**Goal**
Restate each line of the listing exactly, without carrying over any pictures.

[Extracted data entries]
════════════════════
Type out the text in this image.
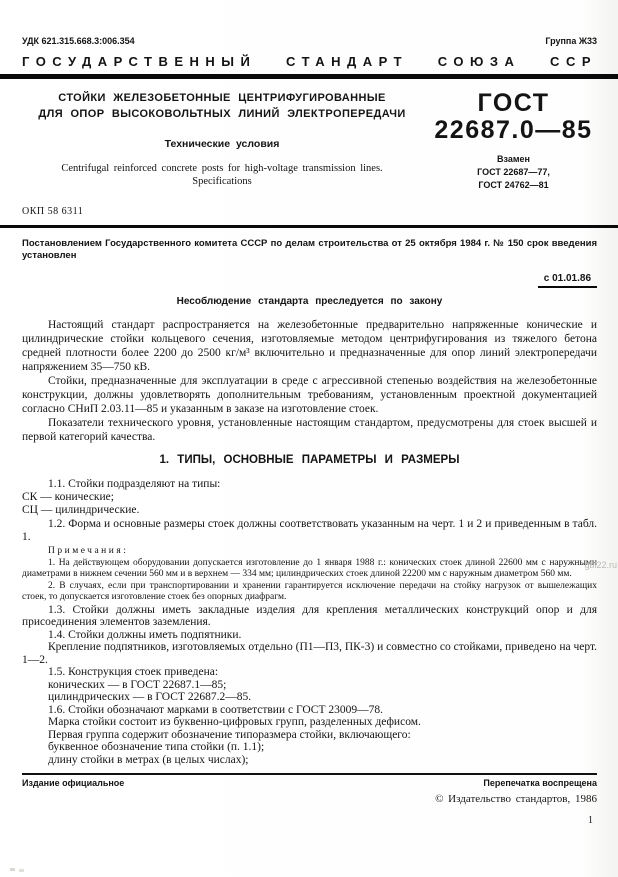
УДК 621.315.668.3:006.354	Группа Ж33
ГОСУДАРСТВЕННЫЙ СТАНДАРТ СОЮЗА ССР
СТОЙКИ ЖЕЛЕЗОБЕТОННЫЕ ЦЕНТРИФУГИРОВАННЫЕ
ДЛЯ ОПОР ВЫСОКОВОЛЬТНЫХ ЛИНИЙ ЭЛЕКТРОПЕРЕДАЧИ
Технические условия
Centrifugal reinforced concrete posts for high-voltage transmission lines.
Specifications
ГОСТ
22687.0—85
Взамен
ГОСТ 22687—77,
ГОСТ 24762—81
ОКП 58 6311
Постановлением Государственного комитета СССР по делам строительства от 25 октября 1984 г. № 150 срок введения установлен
с 01.01.86
Несоблюдение стандарта преследуется по закону

Настоящий стандарт распространяется на железобетонные предварительно напряженные конические и цилиндрические стойки кольцевого сечения, изготовляемые методом центрифугирования из тяжелого бетона средней плотности более 2200 до 2500 кг/м³ включительно и предназначенные для опор линий электропередачи напряжением 35—750 кВ.

Стойки, предназначенные для эксплуатации в среде с агрессивной степенью воздействия на железобетонные конструкции, должны удовлетворять дополнительным требованиям, установленным проектной документацией согласно СНиП 2.03.11—85 и указанным в заказе на изготовление стоек.

Показатели технического уровня, установленные настоящим стандартом, предусмотрены для стоек высшей и первой категорий качества.

1. ТИПЫ, ОСНОВНЫЕ ПАРАМЕТРЫ И РАЗМЕРЫ

1.1. Стойки подразделяют на типы:

СК — конические;

СЦ — цилиндрические.

1.2. Форма и основные размеры стоек должны соответствовать указанным на черт. 1 и 2 и приведенным в табл. 1.

Примечания:

1. На действующем оборудовании допускается изготовление до 1 января 1988 г.: конических стоек длиной 22600 мм с наружными диаметрами в нижнем сечении 560 мм и в верхнем — 334 мм; цилиндрических стоек длиной 22200 мм с наружным диаметром 560 мм.

2. В случаях, если при транспортировании и хранении гарантируется исключение передачи на стойку нагрузок от вышележащих стоек, то допускается изготовление стоек без опорных диафрагм.

1.3. Стойки должны иметь закладные изделия для крепления металлических конструкций опор и для присоединения элементов заземления.

1.4. Стойки должны иметь подпятники.

Крепление подпятников, изготовляемых отдельно (П1—П3, ПК-3) и совместно со стойками, приведено на черт. 1—2.

1.5. Конструкция стоек приведена:

конических — в ГОСТ 22687.1—85;

цилиндрических — в ГОСТ 22687.2—85.

1.6. Стойки обозначают марками в соответствии с ГОСТ 23009—78.

Марка стойки состоит из буквенно-цифровых групп, разделенных дефисом.

Первая группа содержит обозначение типоразмера стойки, включающего:

буквенное обозначение типа стойки (п. 1.1);

длину стойки в метрах (в целых числах);

Издание официальное	Перепечатка воспрещена
© Издательство стандартов, 1986
1
gbl22.ru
════════════════════
**Written answer**
Type out the text in this image.
УДК 621.315.668.3:006.354	Группа Ж33
ГОСУДАРСТВЕННЫЙ СТАНДАРТ СОЮЗА ССР
СТОЙКИ ЖЕЛЕЗОБЕТОННЫЕ ЦЕНТРИФУГИРОВАННЫЕ
ДЛЯ ОПОР ВЫСОКОВОЛЬТНЫХ ЛИНИЙ ЭЛЕКТРОПЕРЕДАЧИ
Технические условия
Centrifugal reinforced concrete posts for high-voltage transmission lines.
Specifications
ГОСТ
22687.0—85
Взамен
ГОСТ 22687—77,
ГОСТ 24762—81
ОКП 58 6311
Постановлением Государственного комитета СССР по делам строительства от 25 октября 1984 г. № 150 срок введения установлен
с 01.01.86
Несоблюдение стандарта преследуется по закону

Настоящий стандарт распространяется на железобетонные предварительно напряженные конические и цилиндрические стойки кольцевого сечения, изготовляемые методом центрифугирования из тяжелого бетона средней плотности более 2200 до 2500 кг/м³ включительно и предназначенные для опор линий электропередачи напряжением 35—750 кВ.

Стойки, предназначенные для эксплуатации в среде с агрессивной степенью воздействия на железобетонные конструкции, должны удовлетворять дополнительным требованиям, установленным проектной документацией согласно СНиП 2.03.11—85 и указанным в заказе на изготовление стоек.

Показатели технического уровня, установленные настоящим стандартом, предусмотрены для стоек высшей и первой категорий качества.

1. ТИПЫ, ОСНОВНЫЕ ПАРАМЕТРЫ И РАЗМЕРЫ

1.1. Стойки подразделяют на типы:

СК — конические;

СЦ — цилиндрические.

1.2. Форма и основные размеры стоек должны соответствовать указанным на черт. 1 и 2 и приведенным в табл. 1.

Примечания:

1. На действующем оборудовании допускается изготовление до 1 января 1988 г.: конических стоек длиной 22600 мм с наружными диаметрами в нижнем сечении 560 мм и в верхнем — 334 мм; цилиндрических стоек длиной 22200 мм с наружным диаметром 560 мм.

2. В случаях, если при транспортировании и хранении гарантируется исключение передачи на стойку нагрузок от вышележащих стоек, то допускается изготовление стоек без опорных диафрагм.

1.3. Стойки должны иметь закладные изделия для крепления металлических конструкций опор и для присоединения элементов заземления.

1.4. Стойки должны иметь подпятники.

Крепление подпятников, изготовляемых отдельно (П1—П3, ПК-3) и совместно со стойками, приведено на черт. 1—2.

1.5. Конструкция стоек приведена:

конических — в ГОСТ 22687.1—85;

цилиндрических — в ГОСТ 22687.2—85.

1.6. Стойки обозначают марками в соответствии с ГОСТ 23009—78.

Марка стойки состоит из буквенно-цифровых групп, разделенных дефисом.

Первая группа содержит обозначение типоразмера стойки, включающего:

буквенное обозначение типа стойки (п. 1.1);

длину стойки в метрах (в целых числах);

Издание официальное	Перепечатка воспрещена
© Издательство стандартов, 1986
1
gbl22.ru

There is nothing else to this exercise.